[Figure dataset records]
<<<<
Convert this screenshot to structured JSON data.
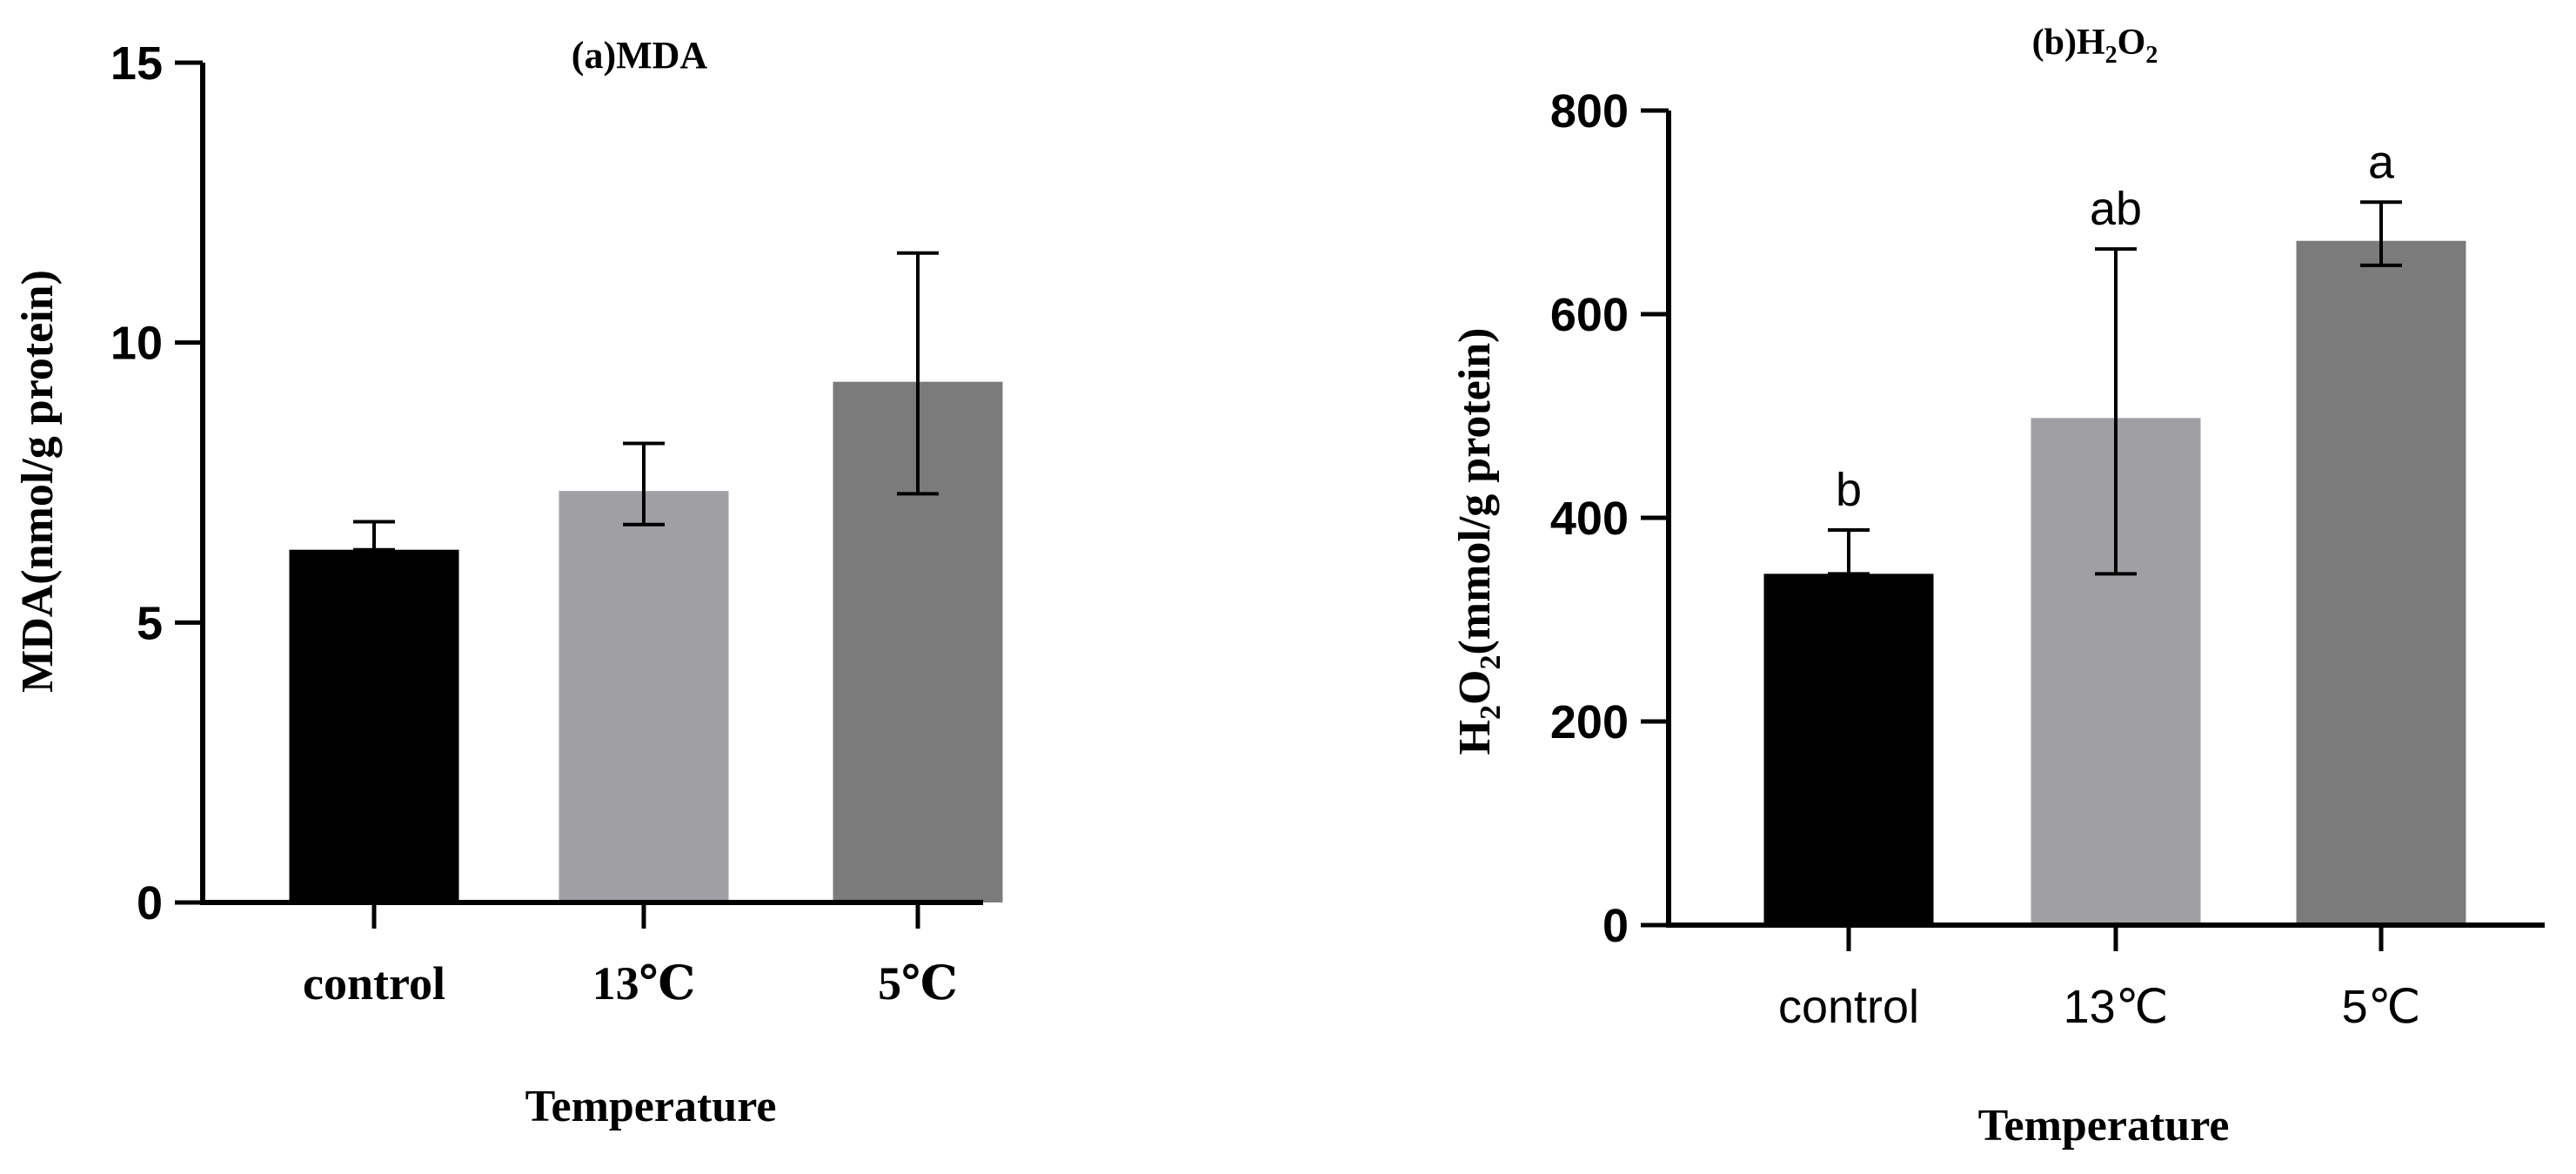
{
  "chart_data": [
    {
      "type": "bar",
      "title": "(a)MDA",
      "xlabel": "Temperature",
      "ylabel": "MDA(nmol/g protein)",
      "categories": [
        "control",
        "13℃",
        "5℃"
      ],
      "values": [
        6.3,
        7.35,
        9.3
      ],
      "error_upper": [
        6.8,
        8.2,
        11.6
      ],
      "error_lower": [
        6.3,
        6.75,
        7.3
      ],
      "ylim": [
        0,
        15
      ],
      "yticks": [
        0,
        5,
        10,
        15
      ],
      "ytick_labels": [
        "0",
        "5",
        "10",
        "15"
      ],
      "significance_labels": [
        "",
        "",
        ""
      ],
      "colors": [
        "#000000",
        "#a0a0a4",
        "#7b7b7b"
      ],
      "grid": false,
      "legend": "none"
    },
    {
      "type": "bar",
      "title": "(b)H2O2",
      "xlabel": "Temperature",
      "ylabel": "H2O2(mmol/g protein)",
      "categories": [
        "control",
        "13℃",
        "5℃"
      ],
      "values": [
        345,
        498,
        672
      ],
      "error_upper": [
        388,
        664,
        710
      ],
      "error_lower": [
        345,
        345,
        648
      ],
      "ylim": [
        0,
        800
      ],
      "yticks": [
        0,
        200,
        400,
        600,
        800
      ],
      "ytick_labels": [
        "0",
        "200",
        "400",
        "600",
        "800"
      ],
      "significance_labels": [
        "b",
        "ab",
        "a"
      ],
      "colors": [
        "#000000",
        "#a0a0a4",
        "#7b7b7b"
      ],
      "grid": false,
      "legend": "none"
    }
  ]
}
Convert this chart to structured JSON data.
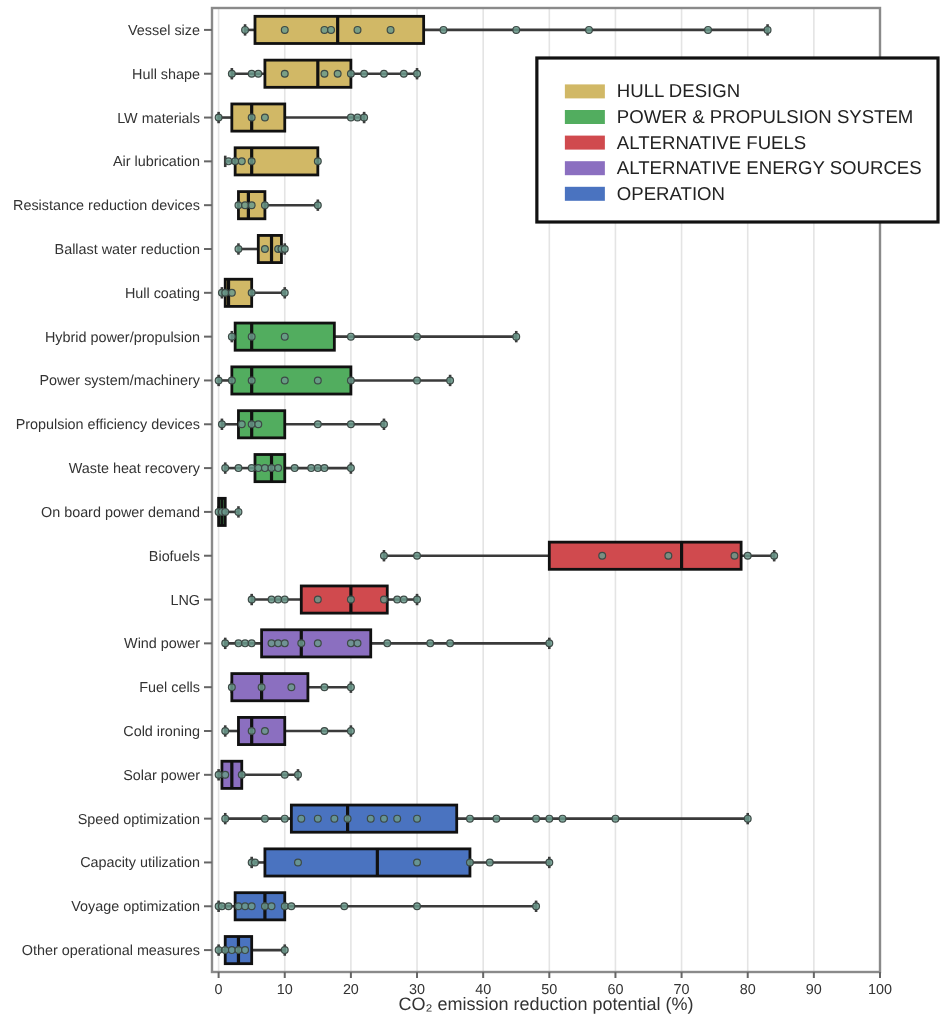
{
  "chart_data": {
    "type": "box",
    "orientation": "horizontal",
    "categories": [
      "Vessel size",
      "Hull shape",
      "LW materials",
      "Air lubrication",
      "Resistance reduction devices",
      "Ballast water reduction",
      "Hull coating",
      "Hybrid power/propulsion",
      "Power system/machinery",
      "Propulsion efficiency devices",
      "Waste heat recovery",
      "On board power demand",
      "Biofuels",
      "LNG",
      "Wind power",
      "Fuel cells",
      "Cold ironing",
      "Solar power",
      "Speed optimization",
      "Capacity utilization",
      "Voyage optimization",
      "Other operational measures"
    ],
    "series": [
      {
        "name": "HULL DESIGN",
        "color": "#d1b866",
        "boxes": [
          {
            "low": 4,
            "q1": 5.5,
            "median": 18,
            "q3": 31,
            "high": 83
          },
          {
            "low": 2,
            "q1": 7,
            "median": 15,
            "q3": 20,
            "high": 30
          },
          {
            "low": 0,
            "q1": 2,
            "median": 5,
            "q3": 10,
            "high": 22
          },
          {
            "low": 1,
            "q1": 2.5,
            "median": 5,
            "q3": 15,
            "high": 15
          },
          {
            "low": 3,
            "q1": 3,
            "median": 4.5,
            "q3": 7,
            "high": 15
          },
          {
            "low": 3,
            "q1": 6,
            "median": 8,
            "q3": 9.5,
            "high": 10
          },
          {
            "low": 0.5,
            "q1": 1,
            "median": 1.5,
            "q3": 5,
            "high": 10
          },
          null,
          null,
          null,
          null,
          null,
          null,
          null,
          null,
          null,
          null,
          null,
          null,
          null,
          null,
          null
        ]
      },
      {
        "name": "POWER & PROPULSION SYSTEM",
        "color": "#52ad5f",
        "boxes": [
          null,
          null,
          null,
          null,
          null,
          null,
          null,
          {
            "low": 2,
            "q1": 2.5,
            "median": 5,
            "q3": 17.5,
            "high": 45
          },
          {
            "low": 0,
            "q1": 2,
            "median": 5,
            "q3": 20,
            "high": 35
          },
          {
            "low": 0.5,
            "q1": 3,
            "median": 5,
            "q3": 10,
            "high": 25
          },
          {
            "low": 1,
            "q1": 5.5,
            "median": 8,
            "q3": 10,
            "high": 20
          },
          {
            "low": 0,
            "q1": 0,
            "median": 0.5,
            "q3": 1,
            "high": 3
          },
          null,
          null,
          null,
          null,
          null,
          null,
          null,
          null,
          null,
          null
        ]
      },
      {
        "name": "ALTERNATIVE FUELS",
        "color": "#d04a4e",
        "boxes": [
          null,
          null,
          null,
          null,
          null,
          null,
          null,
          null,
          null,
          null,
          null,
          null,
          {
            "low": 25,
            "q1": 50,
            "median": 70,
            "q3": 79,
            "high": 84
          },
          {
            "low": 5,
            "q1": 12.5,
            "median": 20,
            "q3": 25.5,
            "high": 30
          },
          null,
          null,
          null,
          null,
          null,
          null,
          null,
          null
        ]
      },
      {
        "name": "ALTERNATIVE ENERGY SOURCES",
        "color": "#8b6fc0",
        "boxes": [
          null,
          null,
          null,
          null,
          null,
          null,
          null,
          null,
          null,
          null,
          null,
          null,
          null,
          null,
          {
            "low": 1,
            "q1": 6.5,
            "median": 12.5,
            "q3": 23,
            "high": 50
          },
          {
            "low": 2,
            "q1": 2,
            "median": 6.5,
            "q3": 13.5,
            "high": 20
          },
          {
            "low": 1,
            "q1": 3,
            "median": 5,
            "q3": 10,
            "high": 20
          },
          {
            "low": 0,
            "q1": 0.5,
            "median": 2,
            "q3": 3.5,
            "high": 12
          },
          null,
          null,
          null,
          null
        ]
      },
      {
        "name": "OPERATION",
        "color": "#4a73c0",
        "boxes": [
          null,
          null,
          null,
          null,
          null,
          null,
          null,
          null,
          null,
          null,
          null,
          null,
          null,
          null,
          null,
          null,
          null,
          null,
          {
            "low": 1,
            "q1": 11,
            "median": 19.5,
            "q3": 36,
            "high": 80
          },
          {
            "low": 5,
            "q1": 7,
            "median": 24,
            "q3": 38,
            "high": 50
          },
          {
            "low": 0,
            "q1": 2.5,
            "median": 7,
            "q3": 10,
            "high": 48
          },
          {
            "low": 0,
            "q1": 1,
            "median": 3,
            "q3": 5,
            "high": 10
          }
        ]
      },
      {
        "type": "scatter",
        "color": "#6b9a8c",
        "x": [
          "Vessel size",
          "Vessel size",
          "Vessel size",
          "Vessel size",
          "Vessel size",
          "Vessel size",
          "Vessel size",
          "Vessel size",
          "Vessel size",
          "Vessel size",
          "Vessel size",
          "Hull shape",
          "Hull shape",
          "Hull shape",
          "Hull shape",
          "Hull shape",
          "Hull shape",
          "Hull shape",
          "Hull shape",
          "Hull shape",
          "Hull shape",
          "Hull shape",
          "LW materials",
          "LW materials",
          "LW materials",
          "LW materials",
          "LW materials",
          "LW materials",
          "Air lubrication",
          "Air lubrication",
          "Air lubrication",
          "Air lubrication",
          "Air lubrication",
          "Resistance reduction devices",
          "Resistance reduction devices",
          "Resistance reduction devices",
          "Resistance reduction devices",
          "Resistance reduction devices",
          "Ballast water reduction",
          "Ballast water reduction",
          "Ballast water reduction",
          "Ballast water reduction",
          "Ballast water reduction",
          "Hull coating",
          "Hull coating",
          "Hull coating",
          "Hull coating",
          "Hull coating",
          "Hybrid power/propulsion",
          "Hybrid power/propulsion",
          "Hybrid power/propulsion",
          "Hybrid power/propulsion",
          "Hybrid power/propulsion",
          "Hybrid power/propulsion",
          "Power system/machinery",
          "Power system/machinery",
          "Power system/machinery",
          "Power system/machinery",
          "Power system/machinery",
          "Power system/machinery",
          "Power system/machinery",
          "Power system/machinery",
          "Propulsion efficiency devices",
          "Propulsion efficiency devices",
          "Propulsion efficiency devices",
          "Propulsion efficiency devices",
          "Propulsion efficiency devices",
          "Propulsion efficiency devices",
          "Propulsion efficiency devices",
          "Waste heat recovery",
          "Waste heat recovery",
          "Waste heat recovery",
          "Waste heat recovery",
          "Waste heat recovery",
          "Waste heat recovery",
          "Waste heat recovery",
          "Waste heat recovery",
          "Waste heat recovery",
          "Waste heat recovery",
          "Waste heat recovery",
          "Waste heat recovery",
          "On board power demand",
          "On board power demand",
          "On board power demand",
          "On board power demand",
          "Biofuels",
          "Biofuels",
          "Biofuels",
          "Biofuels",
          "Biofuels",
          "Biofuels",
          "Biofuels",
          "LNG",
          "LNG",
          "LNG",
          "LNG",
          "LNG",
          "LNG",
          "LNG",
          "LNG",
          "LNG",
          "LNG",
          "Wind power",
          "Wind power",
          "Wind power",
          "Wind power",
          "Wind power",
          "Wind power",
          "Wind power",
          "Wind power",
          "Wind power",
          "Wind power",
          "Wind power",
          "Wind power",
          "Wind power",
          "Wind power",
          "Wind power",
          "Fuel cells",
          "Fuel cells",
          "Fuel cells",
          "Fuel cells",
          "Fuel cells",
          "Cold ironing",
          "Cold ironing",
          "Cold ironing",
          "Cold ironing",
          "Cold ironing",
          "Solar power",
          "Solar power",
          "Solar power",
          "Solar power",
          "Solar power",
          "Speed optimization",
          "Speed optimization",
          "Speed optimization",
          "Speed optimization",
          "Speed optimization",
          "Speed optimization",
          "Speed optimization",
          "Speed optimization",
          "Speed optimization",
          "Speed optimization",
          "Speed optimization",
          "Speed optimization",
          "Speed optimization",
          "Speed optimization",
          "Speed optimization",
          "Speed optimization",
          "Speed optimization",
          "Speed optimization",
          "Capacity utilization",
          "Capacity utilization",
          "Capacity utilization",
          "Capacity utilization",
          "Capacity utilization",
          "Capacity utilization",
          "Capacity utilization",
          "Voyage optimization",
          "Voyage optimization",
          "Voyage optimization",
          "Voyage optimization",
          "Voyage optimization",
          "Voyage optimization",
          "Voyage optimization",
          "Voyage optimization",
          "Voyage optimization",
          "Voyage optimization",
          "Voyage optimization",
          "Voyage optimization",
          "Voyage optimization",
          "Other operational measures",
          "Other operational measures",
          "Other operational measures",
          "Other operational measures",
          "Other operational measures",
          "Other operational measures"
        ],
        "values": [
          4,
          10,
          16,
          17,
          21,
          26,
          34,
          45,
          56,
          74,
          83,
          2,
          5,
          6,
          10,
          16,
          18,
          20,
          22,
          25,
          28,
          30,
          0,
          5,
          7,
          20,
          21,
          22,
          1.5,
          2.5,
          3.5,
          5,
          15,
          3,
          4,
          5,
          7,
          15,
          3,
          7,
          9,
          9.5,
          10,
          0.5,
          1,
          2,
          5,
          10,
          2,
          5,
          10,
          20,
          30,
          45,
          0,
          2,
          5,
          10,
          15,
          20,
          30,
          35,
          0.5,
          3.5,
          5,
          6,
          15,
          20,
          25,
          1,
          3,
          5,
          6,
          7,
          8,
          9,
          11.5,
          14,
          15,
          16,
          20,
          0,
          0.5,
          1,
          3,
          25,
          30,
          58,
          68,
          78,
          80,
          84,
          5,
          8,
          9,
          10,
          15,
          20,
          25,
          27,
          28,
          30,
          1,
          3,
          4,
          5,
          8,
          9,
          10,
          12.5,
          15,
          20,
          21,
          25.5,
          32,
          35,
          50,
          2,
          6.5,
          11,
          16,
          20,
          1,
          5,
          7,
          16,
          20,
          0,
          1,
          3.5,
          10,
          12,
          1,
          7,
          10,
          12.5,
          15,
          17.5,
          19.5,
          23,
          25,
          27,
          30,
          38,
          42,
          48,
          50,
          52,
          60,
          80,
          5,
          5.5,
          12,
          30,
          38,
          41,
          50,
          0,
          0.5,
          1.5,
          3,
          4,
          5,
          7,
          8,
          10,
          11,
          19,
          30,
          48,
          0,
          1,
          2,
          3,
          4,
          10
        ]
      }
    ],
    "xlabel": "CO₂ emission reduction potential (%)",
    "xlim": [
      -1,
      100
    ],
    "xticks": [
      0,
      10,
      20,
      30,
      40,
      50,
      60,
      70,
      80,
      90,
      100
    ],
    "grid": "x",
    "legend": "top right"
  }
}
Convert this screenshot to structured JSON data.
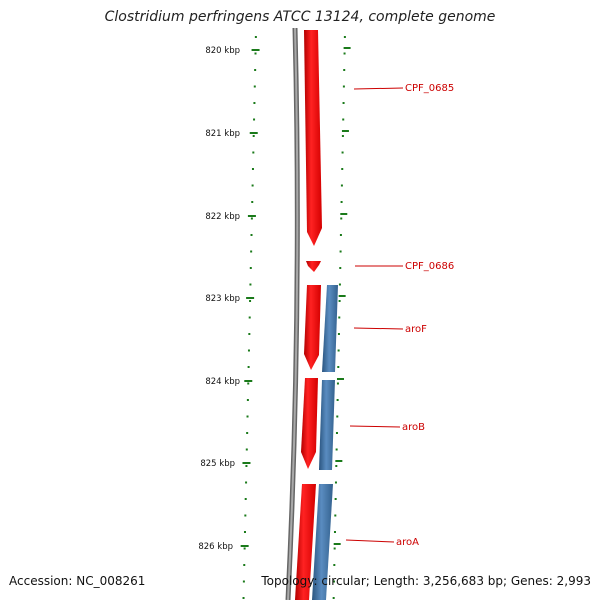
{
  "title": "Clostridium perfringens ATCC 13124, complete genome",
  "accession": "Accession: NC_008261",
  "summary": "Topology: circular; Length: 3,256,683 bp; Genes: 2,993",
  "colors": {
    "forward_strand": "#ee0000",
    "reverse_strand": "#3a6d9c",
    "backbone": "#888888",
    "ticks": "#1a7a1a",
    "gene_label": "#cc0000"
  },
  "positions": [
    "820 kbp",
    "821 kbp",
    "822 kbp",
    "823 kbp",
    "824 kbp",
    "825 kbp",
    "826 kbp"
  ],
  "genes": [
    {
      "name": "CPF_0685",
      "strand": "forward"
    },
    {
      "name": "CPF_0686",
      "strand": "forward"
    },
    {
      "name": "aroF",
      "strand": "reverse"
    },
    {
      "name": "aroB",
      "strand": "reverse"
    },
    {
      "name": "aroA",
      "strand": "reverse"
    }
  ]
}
>>>>
:: Brief ::
Search the records for the string "type", and copy every line that holds it.

:: Answer to this problem ::
      "type": "bar",
      "type": "bar",
    "type": "box",
        "type": "scatter",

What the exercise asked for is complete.